CHALLENGE >>
Scan the lines below; pull out those with "byty".

(Figure dataset records)
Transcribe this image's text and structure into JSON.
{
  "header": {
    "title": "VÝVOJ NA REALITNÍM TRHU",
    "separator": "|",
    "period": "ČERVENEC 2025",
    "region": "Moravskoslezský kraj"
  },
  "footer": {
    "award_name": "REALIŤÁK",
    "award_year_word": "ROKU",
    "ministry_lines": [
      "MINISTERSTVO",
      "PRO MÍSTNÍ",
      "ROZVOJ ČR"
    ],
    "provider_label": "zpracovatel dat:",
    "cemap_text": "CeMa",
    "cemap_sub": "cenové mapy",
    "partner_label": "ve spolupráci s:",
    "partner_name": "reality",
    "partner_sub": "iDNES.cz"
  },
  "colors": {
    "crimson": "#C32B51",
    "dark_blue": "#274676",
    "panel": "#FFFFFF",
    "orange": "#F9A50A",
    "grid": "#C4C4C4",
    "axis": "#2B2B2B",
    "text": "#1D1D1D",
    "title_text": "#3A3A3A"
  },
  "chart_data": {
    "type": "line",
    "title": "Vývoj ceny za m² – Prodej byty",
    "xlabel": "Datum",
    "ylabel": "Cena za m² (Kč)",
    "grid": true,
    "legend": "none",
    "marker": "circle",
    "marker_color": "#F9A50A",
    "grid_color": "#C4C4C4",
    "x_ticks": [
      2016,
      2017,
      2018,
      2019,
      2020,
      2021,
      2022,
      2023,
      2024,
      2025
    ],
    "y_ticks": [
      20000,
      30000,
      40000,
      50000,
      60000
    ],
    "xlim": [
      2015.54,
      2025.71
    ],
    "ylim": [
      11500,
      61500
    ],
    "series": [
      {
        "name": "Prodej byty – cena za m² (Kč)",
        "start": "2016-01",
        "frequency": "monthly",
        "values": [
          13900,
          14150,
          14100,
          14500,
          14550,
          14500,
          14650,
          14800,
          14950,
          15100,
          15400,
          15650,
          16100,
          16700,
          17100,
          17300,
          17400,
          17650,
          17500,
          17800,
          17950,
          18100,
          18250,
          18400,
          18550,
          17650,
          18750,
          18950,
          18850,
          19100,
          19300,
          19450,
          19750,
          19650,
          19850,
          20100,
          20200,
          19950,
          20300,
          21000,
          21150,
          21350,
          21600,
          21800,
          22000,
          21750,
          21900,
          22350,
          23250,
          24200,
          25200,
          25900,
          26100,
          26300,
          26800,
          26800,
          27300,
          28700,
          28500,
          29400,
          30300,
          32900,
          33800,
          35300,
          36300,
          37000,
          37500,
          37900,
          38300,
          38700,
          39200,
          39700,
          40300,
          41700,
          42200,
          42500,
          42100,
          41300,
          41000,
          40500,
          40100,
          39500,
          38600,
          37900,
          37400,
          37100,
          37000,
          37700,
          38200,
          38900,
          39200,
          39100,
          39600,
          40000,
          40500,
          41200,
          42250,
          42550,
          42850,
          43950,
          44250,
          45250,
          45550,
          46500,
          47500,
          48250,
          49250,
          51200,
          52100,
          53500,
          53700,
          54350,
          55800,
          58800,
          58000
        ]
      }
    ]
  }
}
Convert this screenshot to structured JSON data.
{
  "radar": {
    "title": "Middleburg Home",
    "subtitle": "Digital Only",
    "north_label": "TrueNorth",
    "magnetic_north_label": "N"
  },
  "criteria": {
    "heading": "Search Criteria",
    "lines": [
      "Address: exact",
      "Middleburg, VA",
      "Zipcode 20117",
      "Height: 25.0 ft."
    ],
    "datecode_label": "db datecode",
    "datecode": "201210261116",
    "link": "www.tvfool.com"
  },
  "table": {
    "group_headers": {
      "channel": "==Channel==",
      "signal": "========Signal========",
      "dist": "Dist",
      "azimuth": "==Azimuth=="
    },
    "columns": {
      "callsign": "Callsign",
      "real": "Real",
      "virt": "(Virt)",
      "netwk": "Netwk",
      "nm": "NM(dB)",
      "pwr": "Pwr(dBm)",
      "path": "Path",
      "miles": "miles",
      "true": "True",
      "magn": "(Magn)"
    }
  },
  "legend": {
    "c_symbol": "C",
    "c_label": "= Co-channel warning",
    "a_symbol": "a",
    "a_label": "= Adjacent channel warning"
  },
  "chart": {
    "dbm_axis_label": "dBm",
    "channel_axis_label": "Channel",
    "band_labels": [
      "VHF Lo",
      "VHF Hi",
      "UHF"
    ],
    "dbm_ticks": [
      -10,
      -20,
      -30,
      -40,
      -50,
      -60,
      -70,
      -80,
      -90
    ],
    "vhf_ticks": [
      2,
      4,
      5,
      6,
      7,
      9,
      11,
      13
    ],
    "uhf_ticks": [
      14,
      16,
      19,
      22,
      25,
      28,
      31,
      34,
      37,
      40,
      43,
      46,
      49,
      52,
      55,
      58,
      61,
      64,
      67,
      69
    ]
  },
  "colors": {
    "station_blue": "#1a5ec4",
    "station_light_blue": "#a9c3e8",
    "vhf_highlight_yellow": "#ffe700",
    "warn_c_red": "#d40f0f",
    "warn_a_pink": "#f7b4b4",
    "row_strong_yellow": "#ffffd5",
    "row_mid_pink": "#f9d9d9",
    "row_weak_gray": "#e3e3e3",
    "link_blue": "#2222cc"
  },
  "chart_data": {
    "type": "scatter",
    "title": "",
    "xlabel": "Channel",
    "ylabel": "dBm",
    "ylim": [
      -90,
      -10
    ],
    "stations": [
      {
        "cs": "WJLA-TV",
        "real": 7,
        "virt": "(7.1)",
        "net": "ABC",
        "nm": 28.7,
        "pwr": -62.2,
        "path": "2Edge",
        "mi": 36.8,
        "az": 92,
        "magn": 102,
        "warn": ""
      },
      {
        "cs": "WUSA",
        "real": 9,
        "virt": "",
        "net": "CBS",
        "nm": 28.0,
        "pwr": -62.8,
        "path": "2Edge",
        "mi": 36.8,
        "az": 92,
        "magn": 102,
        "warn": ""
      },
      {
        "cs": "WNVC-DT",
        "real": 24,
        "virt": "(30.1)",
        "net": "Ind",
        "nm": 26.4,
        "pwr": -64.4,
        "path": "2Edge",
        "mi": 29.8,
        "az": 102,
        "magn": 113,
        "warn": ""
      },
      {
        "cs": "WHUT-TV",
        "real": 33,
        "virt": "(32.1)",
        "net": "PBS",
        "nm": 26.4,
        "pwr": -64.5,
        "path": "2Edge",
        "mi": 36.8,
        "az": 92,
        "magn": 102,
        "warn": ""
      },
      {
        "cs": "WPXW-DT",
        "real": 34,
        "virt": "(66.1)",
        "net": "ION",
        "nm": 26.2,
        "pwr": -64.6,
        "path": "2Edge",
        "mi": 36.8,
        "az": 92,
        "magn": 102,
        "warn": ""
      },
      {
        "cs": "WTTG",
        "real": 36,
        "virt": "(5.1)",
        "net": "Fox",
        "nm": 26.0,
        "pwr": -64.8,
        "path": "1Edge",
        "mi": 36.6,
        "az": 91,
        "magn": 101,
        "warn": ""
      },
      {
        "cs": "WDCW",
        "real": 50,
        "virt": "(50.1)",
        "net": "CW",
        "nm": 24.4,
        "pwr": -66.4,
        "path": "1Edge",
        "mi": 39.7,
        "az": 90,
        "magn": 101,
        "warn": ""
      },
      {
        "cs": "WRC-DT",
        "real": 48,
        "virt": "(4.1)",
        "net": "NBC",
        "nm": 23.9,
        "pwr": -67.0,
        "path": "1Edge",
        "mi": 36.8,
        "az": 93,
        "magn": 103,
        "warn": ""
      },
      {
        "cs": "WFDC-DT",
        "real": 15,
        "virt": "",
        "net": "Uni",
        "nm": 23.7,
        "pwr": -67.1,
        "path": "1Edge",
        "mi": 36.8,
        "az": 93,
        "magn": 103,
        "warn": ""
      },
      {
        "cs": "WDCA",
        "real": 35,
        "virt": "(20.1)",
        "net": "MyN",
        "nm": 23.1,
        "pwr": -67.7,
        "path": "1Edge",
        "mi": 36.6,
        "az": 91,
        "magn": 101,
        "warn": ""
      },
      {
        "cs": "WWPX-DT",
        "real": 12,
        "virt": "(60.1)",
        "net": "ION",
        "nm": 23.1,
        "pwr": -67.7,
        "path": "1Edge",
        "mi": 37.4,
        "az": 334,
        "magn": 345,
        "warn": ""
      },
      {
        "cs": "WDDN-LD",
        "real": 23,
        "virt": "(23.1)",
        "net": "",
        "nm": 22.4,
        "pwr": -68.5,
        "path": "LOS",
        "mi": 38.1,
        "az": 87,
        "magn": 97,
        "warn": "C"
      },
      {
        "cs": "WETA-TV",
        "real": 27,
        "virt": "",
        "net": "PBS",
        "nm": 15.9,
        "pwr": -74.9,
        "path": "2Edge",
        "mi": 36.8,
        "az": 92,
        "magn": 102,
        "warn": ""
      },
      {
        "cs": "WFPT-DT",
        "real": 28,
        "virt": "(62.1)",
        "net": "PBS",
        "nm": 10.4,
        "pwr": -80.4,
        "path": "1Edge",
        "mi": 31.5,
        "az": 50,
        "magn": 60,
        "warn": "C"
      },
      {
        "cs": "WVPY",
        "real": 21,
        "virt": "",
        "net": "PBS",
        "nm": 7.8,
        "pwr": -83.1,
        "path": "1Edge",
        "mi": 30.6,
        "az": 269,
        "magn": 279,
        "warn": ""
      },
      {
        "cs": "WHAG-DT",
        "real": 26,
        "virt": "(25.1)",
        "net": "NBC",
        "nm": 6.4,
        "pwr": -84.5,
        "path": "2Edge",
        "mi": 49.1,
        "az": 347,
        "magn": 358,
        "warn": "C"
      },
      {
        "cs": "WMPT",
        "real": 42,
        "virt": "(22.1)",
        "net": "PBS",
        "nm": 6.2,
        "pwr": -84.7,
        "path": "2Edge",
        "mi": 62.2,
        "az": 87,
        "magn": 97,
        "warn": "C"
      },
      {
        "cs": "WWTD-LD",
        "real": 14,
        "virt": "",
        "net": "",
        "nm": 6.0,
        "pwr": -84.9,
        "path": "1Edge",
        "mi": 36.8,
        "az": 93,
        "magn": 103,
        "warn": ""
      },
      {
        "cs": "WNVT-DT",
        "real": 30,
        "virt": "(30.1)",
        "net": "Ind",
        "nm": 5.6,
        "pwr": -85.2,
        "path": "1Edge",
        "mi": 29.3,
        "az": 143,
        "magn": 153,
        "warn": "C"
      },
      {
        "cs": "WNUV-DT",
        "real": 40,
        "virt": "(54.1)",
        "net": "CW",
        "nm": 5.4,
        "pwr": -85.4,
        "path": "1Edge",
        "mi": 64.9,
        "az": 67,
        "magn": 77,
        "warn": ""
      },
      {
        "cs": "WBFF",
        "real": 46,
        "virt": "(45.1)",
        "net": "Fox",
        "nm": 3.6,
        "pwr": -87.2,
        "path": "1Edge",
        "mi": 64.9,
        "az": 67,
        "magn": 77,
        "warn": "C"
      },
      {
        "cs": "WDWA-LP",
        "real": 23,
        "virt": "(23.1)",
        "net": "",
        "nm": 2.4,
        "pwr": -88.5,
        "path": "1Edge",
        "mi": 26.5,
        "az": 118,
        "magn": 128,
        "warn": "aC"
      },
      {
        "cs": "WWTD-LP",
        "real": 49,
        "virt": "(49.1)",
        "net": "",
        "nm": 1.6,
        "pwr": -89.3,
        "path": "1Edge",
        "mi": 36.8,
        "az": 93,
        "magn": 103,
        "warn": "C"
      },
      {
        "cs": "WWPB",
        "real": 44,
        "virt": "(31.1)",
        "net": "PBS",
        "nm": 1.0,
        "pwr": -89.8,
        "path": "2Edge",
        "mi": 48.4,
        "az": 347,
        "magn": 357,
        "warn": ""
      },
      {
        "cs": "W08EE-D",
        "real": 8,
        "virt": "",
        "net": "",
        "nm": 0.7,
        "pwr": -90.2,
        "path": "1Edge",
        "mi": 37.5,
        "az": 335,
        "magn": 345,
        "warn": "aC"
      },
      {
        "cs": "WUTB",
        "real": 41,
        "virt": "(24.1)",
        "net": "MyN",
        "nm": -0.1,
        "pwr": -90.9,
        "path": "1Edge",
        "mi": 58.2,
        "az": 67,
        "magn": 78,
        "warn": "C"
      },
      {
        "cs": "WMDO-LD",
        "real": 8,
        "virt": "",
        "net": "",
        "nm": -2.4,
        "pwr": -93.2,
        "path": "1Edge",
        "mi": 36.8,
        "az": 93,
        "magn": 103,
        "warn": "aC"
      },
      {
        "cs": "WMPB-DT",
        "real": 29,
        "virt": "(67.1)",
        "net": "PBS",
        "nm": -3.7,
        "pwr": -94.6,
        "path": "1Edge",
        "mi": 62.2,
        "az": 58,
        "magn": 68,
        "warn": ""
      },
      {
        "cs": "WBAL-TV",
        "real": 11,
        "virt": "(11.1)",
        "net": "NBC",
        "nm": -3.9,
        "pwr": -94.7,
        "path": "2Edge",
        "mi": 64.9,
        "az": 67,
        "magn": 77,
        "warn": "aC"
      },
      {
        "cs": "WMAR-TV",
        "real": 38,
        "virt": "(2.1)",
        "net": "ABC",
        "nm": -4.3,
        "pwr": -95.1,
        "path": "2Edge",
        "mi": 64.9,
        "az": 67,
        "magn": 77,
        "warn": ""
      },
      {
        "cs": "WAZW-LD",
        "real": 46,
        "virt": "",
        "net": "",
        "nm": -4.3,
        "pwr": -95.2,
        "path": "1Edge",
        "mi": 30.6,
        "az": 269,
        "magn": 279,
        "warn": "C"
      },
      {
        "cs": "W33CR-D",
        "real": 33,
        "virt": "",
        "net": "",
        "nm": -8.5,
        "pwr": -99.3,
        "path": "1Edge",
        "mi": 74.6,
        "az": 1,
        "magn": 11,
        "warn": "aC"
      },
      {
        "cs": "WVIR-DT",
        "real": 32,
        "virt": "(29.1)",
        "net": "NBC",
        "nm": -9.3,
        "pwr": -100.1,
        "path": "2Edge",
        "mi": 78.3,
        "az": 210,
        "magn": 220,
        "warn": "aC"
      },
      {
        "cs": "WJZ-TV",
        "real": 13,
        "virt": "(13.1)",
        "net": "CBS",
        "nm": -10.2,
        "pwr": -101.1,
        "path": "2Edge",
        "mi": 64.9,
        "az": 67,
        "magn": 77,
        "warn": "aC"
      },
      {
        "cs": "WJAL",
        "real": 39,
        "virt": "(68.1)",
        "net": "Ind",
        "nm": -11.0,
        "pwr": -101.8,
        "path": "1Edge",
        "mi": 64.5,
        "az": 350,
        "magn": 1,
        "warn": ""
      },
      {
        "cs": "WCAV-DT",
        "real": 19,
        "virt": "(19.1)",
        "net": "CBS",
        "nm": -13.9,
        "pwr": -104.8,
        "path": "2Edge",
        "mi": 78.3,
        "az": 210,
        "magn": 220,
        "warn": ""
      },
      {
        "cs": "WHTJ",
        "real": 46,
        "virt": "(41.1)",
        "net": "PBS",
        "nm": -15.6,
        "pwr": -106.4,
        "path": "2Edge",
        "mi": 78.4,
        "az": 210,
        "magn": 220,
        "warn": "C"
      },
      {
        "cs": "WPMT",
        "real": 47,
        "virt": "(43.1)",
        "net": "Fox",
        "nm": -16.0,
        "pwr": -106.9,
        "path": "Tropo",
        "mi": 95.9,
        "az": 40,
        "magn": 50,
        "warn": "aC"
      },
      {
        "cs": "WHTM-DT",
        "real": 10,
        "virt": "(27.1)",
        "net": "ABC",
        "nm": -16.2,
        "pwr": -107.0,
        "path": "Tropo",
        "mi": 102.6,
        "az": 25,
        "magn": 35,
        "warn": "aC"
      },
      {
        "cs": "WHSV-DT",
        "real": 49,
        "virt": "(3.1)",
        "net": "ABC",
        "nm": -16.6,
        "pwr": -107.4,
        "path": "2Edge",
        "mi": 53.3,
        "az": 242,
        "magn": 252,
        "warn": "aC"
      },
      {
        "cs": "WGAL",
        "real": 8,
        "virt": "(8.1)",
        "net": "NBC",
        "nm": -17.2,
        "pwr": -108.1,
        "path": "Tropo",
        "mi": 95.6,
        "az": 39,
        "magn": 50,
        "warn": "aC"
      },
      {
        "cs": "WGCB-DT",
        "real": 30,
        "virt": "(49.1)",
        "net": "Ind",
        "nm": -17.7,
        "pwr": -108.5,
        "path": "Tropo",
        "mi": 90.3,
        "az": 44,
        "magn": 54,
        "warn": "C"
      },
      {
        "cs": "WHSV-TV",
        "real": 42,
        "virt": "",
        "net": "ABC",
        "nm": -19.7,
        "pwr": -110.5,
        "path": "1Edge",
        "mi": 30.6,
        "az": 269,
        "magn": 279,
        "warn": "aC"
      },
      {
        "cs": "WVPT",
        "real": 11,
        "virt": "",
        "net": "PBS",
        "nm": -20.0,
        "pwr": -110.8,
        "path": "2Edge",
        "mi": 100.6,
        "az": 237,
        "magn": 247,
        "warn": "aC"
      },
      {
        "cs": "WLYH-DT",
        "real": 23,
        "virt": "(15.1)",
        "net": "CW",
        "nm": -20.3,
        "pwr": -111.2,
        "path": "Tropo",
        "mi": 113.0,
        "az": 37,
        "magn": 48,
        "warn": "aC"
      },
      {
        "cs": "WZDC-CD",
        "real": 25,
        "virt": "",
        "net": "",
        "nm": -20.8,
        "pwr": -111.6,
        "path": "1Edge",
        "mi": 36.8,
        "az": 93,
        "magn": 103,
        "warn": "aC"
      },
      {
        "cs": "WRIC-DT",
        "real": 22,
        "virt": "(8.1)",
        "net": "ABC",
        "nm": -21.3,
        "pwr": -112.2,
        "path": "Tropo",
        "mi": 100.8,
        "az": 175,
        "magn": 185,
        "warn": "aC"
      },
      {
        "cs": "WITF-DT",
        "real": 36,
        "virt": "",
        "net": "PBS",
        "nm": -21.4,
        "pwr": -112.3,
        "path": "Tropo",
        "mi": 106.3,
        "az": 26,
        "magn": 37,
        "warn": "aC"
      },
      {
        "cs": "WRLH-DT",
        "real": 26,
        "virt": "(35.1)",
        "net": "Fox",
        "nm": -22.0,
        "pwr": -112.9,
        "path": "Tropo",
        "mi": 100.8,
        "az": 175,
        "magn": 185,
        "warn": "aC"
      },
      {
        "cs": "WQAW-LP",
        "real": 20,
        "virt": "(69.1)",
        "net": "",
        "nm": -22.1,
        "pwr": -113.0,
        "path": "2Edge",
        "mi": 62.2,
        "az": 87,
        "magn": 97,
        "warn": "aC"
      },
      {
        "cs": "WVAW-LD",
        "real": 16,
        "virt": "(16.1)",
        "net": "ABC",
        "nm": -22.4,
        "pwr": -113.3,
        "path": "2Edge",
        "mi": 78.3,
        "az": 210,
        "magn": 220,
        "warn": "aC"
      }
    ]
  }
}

ANSWER TO THE EXERCISE >>
    "title": "Vývoj ceny za m² – Prodej byty",
        "name": "Prodej byty – cena za m² (Kč)",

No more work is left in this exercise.